-------- Data shown --------

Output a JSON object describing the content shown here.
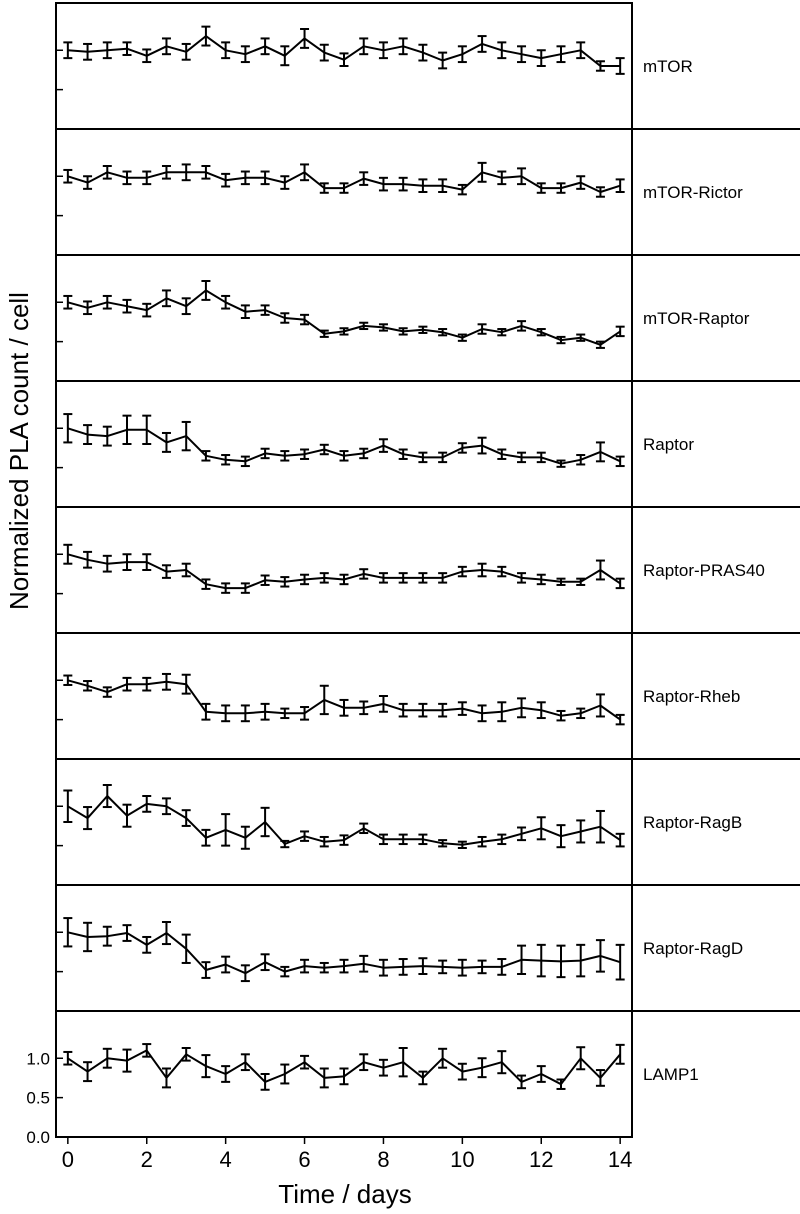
{
  "chart_data": {
    "type": "line",
    "xlabel": "Time / days",
    "ylabel": "Normalized PLA count / cell",
    "xlim": [
      -0.3,
      14.3
    ],
    "xticks": [
      0,
      2,
      4,
      6,
      8,
      10,
      12,
      14
    ],
    "ylim": [
      0,
      1.6
    ],
    "yticks": [
      0.0,
      0.5,
      1.0
    ],
    "ytick_labels_on": "LAMP1",
    "x": [
      0,
      0.5,
      1,
      1.5,
      2,
      2.5,
      3,
      3.5,
      4,
      4.5,
      5,
      5.5,
      6,
      6.5,
      7,
      7.5,
      8,
      8.5,
      9,
      9.5,
      10,
      10.5,
      11,
      11.5,
      12,
      12.5,
      13,
      13.5,
      14
    ],
    "series": [
      {
        "name": "mTOR",
        "values": [
          1.0,
          0.98,
          1.0,
          1.02,
          0.93,
          1.05,
          0.98,
          1.18,
          1.0,
          0.95,
          1.05,
          0.93,
          1.15,
          0.97,
          0.88,
          1.05,
          1.0,
          1.05,
          0.97,
          0.87,
          0.95,
          1.08,
          1.0,
          0.95,
          0.9,
          0.95,
          1.0,
          0.8,
          0.8
        ],
        "errors": [
          0.1,
          0.1,
          0.1,
          0.08,
          0.08,
          0.1,
          0.1,
          0.12,
          0.1,
          0.1,
          0.1,
          0.12,
          0.12,
          0.1,
          0.08,
          0.1,
          0.1,
          0.1,
          0.1,
          0.1,
          0.1,
          0.1,
          0.1,
          0.1,
          0.1,
          0.1,
          0.1,
          0.06,
          0.1
        ]
      },
      {
        "name": "mTOR-Rictor",
        "values": [
          1.0,
          0.92,
          1.05,
          0.98,
          0.98,
          1.05,
          1.05,
          1.05,
          0.95,
          0.98,
          0.98,
          0.92,
          1.05,
          0.85,
          0.85,
          0.97,
          0.9,
          0.9,
          0.88,
          0.88,
          0.83,
          1.05,
          0.98,
          1.0,
          0.85,
          0.85,
          0.92,
          0.8,
          0.88
        ],
        "errors": [
          0.08,
          0.08,
          0.08,
          0.08,
          0.08,
          0.08,
          0.1,
          0.08,
          0.08,
          0.08,
          0.08,
          0.08,
          0.1,
          0.06,
          0.06,
          0.08,
          0.08,
          0.08,
          0.08,
          0.08,
          0.06,
          0.12,
          0.08,
          0.1,
          0.06,
          0.06,
          0.08,
          0.06,
          0.08
        ]
      },
      {
        "name": "mTOR-Raptor",
        "values": [
          1.0,
          0.93,
          1.0,
          0.95,
          0.9,
          1.05,
          0.95,
          1.15,
          1.0,
          0.88,
          0.9,
          0.8,
          0.78,
          0.6,
          0.63,
          0.7,
          0.68,
          0.63,
          0.65,
          0.62,
          0.55,
          0.66,
          0.62,
          0.7,
          0.62,
          0.52,
          0.55,
          0.46,
          0.63
        ],
        "errors": [
          0.08,
          0.08,
          0.08,
          0.08,
          0.08,
          0.1,
          0.1,
          0.12,
          0.08,
          0.08,
          0.06,
          0.06,
          0.06,
          0.04,
          0.04,
          0.04,
          0.04,
          0.04,
          0.04,
          0.04,
          0.04,
          0.06,
          0.04,
          0.06,
          0.04,
          0.04,
          0.04,
          0.04,
          0.06
        ]
      },
      {
        "name": "Raptor",
        "values": [
          1.0,
          0.92,
          0.9,
          0.98,
          0.98,
          0.82,
          0.9,
          0.65,
          0.6,
          0.58,
          0.68,
          0.65,
          0.67,
          0.73,
          0.65,
          0.68,
          0.78,
          0.67,
          0.63,
          0.63,
          0.75,
          0.78,
          0.67,
          0.63,
          0.63,
          0.55,
          0.6,
          0.7,
          0.58
        ],
        "errors": [
          0.18,
          0.12,
          0.12,
          0.18,
          0.18,
          0.12,
          0.18,
          0.06,
          0.06,
          0.06,
          0.06,
          0.06,
          0.06,
          0.06,
          0.06,
          0.06,
          0.08,
          0.06,
          0.06,
          0.06,
          0.06,
          0.1,
          0.06,
          0.06,
          0.06,
          0.04,
          0.06,
          0.12,
          0.06
        ]
      },
      {
        "name": "Raptor-PRAS40",
        "values": [
          1.0,
          0.93,
          0.88,
          0.9,
          0.9,
          0.78,
          0.8,
          0.62,
          0.57,
          0.57,
          0.67,
          0.65,
          0.68,
          0.7,
          0.68,
          0.75,
          0.7,
          0.7,
          0.7,
          0.7,
          0.78,
          0.8,
          0.78,
          0.7,
          0.68,
          0.65,
          0.65,
          0.8,
          0.63
        ],
        "errors": [
          0.12,
          0.1,
          0.1,
          0.1,
          0.1,
          0.08,
          0.08,
          0.06,
          0.06,
          0.06,
          0.06,
          0.06,
          0.06,
          0.06,
          0.06,
          0.06,
          0.06,
          0.06,
          0.06,
          0.06,
          0.06,
          0.08,
          0.06,
          0.06,
          0.06,
          0.04,
          0.04,
          0.12,
          0.06
        ]
      },
      {
        "name": "Raptor-Rheb",
        "values": [
          1.0,
          0.93,
          0.85,
          0.95,
          0.95,
          0.98,
          0.95,
          0.6,
          0.58,
          0.58,
          0.6,
          0.58,
          0.58,
          0.75,
          0.65,
          0.65,
          0.7,
          0.62,
          0.62,
          0.62,
          0.64,
          0.58,
          0.6,
          0.65,
          0.62,
          0.55,
          0.58,
          0.68,
          0.5
        ],
        "errors": [
          0.06,
          0.06,
          0.06,
          0.08,
          0.08,
          0.1,
          0.12,
          0.1,
          0.1,
          0.1,
          0.1,
          0.06,
          0.08,
          0.18,
          0.1,
          0.08,
          0.1,
          0.08,
          0.08,
          0.08,
          0.08,
          0.1,
          0.12,
          0.12,
          0.1,
          0.06,
          0.06,
          0.14,
          0.06
        ]
      },
      {
        "name": "Raptor-RagB",
        "values": [
          1.0,
          0.85,
          1.13,
          0.88,
          1.03,
          1.0,
          0.85,
          0.6,
          0.7,
          0.6,
          0.8,
          0.52,
          0.62,
          0.55,
          0.57,
          0.72,
          0.58,
          0.58,
          0.58,
          0.53,
          0.51,
          0.55,
          0.58,
          0.65,
          0.72,
          0.62,
          0.68,
          0.74,
          0.57
        ],
        "errors": [
          0.2,
          0.14,
          0.14,
          0.14,
          0.1,
          0.1,
          0.1,
          0.1,
          0.2,
          0.14,
          0.18,
          0.04,
          0.06,
          0.06,
          0.06,
          0.06,
          0.06,
          0.06,
          0.06,
          0.04,
          0.04,
          0.06,
          0.06,
          0.08,
          0.14,
          0.14,
          0.14,
          0.2,
          0.08
        ]
      },
      {
        "name": "Raptor-RagD",
        "values": [
          1.0,
          0.94,
          0.95,
          0.99,
          0.84,
          0.99,
          0.79,
          0.52,
          0.59,
          0.48,
          0.62,
          0.5,
          0.57,
          0.55,
          0.57,
          0.6,
          0.55,
          0.56,
          0.57,
          0.56,
          0.55,
          0.56,
          0.56,
          0.65,
          0.64,
          0.63,
          0.64,
          0.7,
          0.62
        ],
        "errors": [
          0.18,
          0.18,
          0.12,
          0.1,
          0.1,
          0.14,
          0.18,
          0.1,
          0.1,
          0.1,
          0.1,
          0.06,
          0.08,
          0.06,
          0.08,
          0.1,
          0.1,
          0.1,
          0.1,
          0.08,
          0.1,
          0.08,
          0.1,
          0.18,
          0.2,
          0.2,
          0.2,
          0.2,
          0.22
        ]
      },
      {
        "name": "LAMP1",
        "values": [
          1.0,
          0.83,
          1.0,
          0.97,
          1.1,
          0.75,
          1.05,
          0.9,
          0.8,
          0.95,
          0.7,
          0.8,
          0.95,
          0.75,
          0.77,
          0.95,
          0.88,
          0.95,
          0.75,
          1.0,
          0.83,
          0.88,
          0.95,
          0.7,
          0.8,
          0.67,
          1.0,
          0.75,
          1.05
        ],
        "errors": [
          0.08,
          0.12,
          0.12,
          0.14,
          0.08,
          0.12,
          0.08,
          0.14,
          0.1,
          0.1,
          0.1,
          0.12,
          0.08,
          0.12,
          0.1,
          0.1,
          0.1,
          0.18,
          0.08,
          0.12,
          0.1,
          0.12,
          0.14,
          0.08,
          0.1,
          0.06,
          0.14,
          0.1,
          0.12
        ]
      }
    ]
  }
}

--------

The problem: Looking at the records above, count the lines where the word "mTOR" appears. State only the number.

Solution for this task: 3